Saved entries
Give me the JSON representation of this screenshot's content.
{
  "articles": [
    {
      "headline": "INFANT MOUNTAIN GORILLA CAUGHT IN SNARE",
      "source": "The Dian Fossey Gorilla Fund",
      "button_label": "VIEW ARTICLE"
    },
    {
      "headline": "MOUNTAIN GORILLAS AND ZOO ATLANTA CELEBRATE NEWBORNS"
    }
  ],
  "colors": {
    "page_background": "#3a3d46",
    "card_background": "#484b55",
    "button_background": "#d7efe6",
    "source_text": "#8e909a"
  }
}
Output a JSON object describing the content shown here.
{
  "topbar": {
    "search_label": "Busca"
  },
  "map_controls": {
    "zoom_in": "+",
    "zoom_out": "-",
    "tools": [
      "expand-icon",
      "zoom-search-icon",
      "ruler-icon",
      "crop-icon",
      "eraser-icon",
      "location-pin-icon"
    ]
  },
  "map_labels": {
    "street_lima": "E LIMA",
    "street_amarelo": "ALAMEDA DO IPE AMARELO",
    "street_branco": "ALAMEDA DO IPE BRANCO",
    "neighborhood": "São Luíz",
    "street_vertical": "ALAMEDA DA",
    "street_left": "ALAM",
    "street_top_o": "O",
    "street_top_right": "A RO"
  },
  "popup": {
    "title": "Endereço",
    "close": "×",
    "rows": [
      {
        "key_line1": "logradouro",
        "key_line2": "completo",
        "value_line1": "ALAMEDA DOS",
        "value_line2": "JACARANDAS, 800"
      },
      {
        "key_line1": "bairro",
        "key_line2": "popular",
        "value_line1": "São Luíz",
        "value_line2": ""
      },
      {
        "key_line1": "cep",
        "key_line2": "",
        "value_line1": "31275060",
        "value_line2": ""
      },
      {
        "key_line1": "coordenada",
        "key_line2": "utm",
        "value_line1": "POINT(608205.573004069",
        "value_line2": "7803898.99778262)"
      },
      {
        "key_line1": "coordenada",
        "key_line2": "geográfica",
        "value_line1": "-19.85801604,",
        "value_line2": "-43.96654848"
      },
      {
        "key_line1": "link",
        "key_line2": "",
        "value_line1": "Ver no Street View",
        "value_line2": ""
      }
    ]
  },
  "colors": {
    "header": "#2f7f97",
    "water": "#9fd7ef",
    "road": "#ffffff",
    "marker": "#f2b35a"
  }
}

Exercise task:
Locate the line that contains "Output a JSON". Repeat it and every line after it, up to and including the final line, exactly.

Final answer:
Output a JSON object describing the content shown here.
{
  "topbar": {
    "search_label": "Busca"
  },
  "map_controls": {
    "zoom_in": "+",
    "zoom_out": "-",
    "tools": [
      "expand-icon",
      "zoom-search-icon",
      "ruler-icon",
      "crop-icon",
      "eraser-icon",
      "location-pin-icon"
    ]
  },
  "map_labels": {
    "street_lima": "E LIMA",
    "street_amarelo": "ALAMEDA DO IPE AMARELO",
    "street_branco": "ALAMEDA DO IPE BRANCO",
    "neighborhood": "São Luíz",
    "street_vertical": "ALAMEDA DA",
    "street_left": "ALAM",
    "street_top_o": "O",
    "street_top_right": "A RO"
  },
  "popup": {
    "title": "Endereço",
    "close": "×",
    "rows": [
      {
        "key_line1": "logradouro",
        "key_line2": "completo",
        "value_line1": "ALAMEDA DOS",
        "value_line2": "JACARANDAS, 800"
      },
      {
        "key_line1": "bairro",
        "key_line2": "popular",
        "value_line1": "São Luíz",
        "value_line2": ""
      },
      {
        "key_line1": "cep",
        "key_line2": "",
        "value_line1": "31275060",
        "value_line2": ""
      },
      {
        "key_line1": "coordenada",
        "key_line2": "utm",
        "value_line1": "POINT(608205.573004069",
        "value_line2": "7803898.99778262)"
      },
      {
        "key_line1": "coordenada",
        "key_line2": "geográfica",
        "value_line1": "-19.85801604,",
        "value_line2": "-43.96654848"
      },
      {
        "key_line1": "link",
        "key_line2": "",
        "value_line1": "Ver no Street View",
        "value_line2": ""
      }
    ]
  },
  "colors": {
    "header": "#2f7f97",
    "water": "#9fd7ef",
    "road": "#ffffff",
    "marker": "#f2b35a"
  }
}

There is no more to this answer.